▸ **Set exercise**:
Find each line with "image" and copy it.

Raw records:
====================

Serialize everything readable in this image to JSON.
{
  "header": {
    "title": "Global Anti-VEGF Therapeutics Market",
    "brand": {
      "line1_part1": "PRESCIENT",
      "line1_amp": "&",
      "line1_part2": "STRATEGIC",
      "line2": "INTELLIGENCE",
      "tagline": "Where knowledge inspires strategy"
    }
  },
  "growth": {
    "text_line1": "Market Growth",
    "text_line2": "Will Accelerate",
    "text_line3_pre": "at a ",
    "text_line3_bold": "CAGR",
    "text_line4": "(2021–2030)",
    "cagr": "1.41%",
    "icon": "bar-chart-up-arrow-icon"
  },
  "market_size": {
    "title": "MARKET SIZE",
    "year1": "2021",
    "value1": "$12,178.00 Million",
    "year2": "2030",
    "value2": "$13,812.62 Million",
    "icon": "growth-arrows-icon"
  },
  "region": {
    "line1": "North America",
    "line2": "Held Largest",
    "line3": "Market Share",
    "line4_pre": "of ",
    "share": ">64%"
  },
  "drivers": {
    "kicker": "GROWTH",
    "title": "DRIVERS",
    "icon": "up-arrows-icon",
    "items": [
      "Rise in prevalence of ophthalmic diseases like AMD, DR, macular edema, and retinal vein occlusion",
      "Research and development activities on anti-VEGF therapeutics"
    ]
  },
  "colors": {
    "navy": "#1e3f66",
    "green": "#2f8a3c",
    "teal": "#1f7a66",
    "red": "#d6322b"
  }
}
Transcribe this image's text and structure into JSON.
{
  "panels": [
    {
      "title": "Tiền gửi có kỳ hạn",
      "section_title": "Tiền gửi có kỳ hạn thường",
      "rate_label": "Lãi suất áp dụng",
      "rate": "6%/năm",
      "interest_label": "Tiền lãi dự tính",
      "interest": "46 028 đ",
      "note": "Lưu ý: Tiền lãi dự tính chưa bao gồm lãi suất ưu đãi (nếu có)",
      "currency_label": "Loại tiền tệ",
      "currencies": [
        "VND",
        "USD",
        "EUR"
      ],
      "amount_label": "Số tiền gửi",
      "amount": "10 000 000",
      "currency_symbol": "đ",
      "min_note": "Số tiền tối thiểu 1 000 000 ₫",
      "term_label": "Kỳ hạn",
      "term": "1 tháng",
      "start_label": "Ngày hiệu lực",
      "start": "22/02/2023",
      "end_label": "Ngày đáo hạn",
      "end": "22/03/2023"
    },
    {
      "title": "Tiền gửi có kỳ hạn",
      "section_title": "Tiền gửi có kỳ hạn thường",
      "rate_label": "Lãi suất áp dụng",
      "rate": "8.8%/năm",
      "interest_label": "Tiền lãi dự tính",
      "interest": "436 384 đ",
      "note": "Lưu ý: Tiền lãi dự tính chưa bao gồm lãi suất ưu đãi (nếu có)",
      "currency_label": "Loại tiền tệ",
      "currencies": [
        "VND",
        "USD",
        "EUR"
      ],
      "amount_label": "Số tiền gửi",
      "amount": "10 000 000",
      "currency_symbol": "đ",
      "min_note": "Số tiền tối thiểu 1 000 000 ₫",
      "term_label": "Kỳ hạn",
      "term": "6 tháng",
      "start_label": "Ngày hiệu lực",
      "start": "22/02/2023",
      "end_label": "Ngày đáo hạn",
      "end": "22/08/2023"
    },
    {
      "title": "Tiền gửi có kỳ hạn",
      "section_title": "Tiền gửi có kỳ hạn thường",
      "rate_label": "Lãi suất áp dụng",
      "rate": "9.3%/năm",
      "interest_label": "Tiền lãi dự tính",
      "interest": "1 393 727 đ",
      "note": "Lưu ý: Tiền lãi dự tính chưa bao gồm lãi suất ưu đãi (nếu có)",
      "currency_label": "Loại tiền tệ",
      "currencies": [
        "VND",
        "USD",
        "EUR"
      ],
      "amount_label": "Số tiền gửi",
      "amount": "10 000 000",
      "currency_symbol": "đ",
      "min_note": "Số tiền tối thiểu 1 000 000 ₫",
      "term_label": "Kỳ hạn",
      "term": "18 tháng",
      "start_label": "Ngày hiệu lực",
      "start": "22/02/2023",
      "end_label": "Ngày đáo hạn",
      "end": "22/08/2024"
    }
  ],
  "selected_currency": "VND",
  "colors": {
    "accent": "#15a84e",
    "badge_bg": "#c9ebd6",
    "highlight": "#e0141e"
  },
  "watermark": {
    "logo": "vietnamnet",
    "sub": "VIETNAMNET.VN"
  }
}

====================

▸ **Completed task**:
Serialize everything readable in this image to JSON.
Transcribe this image's text and structure into JSON.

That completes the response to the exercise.